**WHAT YOU SHOULD DO**: Copy out each line of the data that holds the word "SDTVAR".

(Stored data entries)
- - - - - - -

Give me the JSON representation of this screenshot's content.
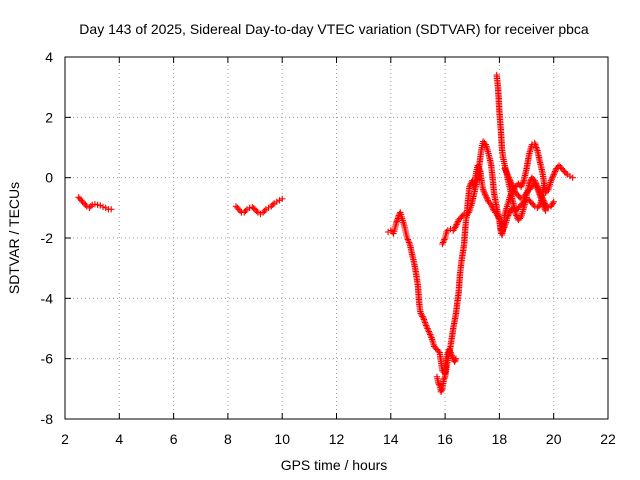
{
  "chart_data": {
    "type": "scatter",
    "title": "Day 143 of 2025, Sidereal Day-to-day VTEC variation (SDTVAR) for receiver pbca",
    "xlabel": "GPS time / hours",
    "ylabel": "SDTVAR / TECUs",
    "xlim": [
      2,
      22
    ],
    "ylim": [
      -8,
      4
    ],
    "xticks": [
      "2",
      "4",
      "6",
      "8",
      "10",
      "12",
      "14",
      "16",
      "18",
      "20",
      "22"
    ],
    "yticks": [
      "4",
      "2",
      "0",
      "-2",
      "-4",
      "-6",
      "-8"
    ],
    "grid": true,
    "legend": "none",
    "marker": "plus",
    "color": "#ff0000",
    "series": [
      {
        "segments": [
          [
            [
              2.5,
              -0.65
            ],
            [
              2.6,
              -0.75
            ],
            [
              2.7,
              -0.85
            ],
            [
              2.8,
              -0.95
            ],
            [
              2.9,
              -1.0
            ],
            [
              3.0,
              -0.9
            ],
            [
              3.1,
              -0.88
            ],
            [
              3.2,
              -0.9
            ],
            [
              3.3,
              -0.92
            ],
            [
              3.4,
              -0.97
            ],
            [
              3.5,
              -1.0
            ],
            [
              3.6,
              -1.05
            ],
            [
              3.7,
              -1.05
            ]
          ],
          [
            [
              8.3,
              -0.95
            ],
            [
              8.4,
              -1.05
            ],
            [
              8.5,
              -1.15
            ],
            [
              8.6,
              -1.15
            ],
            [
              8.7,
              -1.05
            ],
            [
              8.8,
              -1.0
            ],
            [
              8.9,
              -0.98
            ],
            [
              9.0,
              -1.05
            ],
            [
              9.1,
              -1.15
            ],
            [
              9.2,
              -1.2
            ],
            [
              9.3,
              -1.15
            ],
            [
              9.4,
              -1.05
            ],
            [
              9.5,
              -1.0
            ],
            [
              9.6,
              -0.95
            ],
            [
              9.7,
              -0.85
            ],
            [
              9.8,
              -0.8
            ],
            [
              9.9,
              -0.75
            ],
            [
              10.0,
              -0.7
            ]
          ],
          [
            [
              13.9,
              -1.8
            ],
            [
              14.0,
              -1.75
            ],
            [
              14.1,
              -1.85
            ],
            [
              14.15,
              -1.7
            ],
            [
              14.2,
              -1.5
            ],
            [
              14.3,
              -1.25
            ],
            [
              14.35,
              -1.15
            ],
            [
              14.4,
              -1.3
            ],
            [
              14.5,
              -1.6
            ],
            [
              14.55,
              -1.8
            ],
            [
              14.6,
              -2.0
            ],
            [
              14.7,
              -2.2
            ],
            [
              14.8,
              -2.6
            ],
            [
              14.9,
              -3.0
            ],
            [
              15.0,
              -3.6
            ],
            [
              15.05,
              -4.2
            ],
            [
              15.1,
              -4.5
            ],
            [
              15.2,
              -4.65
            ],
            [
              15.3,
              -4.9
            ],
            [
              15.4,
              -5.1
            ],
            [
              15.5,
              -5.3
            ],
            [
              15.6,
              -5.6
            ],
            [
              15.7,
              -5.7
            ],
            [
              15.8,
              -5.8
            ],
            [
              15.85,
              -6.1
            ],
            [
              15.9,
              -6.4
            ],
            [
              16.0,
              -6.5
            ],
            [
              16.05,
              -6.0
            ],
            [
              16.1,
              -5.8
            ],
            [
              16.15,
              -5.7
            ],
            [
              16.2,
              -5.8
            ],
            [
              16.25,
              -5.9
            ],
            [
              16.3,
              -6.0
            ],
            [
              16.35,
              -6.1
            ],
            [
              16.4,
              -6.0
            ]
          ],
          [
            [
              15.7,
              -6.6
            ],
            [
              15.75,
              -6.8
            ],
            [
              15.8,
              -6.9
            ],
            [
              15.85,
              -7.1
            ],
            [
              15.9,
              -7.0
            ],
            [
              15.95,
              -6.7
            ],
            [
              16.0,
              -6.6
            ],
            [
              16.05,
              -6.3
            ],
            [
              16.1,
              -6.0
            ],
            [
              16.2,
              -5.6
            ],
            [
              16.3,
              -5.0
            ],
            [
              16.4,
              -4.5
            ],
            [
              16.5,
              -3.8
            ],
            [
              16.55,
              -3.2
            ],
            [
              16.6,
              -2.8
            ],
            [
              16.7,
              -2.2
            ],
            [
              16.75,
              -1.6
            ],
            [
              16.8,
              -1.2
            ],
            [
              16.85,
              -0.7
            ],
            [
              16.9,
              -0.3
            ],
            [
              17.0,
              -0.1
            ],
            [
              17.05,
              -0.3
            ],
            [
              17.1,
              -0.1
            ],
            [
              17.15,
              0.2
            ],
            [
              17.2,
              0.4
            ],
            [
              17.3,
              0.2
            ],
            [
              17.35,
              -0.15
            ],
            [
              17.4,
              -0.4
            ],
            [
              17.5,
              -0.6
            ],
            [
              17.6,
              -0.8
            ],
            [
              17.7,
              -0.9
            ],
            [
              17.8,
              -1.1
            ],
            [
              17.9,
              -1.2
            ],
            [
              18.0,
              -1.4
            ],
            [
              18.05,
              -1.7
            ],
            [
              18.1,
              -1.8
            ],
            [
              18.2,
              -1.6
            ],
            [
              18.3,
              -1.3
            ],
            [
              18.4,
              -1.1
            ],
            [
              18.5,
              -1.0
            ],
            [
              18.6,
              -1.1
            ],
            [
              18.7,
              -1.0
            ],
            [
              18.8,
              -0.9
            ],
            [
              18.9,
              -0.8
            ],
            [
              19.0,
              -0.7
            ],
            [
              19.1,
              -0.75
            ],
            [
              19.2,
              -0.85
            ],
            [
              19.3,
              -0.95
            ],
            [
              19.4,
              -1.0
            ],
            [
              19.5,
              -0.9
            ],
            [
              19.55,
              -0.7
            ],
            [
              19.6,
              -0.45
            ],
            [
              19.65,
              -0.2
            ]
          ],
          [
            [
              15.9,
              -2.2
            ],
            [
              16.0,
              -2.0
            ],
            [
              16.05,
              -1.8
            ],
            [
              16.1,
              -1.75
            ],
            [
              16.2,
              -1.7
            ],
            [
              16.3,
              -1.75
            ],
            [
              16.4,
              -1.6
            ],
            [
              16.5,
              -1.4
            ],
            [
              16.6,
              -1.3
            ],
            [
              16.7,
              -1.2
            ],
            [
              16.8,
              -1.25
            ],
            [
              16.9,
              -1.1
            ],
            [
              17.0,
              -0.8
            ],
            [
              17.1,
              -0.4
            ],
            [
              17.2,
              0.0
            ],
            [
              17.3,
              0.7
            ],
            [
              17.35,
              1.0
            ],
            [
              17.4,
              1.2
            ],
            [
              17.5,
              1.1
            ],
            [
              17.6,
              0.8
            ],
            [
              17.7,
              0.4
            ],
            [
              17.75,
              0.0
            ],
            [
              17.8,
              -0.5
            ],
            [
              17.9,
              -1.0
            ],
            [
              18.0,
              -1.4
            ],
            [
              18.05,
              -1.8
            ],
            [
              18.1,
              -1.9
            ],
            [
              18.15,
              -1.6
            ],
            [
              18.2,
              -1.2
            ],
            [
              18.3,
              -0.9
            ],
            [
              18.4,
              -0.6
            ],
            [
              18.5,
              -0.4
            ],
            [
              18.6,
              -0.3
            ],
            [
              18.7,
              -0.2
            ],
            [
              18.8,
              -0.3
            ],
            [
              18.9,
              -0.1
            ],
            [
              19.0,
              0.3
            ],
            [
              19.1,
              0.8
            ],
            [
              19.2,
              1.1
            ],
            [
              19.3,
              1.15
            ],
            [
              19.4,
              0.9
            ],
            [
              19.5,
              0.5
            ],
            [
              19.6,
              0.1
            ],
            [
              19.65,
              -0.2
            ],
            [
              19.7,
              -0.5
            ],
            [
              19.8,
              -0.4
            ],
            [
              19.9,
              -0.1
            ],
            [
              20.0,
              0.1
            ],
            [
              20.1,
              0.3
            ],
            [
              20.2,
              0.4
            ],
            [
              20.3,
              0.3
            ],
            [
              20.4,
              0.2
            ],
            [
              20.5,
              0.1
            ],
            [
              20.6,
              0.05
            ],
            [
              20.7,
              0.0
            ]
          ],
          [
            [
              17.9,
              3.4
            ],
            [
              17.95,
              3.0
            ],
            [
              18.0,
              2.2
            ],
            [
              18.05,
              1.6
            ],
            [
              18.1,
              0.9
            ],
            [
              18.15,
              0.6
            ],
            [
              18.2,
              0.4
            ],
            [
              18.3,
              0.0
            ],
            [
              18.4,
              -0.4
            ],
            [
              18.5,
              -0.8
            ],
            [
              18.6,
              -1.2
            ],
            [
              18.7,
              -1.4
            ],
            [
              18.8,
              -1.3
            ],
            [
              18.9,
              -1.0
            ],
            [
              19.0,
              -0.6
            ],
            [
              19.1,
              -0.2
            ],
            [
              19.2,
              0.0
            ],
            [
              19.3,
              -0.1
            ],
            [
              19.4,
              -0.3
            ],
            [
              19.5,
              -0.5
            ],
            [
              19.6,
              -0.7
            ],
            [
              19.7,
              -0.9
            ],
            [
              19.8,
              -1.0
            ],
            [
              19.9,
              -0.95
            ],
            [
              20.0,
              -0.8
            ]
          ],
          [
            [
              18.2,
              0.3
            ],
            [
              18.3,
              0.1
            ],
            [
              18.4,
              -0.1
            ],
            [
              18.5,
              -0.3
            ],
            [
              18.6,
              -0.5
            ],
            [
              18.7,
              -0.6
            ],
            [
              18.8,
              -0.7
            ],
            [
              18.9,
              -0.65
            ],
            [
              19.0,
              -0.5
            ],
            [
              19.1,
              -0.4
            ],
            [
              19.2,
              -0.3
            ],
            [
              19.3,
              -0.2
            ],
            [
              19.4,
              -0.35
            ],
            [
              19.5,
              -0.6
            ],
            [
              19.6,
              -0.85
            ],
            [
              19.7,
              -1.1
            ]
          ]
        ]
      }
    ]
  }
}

- - - - - - -

**TASK RESULT**:
    "title": "Day 143 of 2025, Sidereal Day-to-day VTEC variation (SDTVAR) for receiver pbca",
    "ylabel": "SDTVAR / TECUs",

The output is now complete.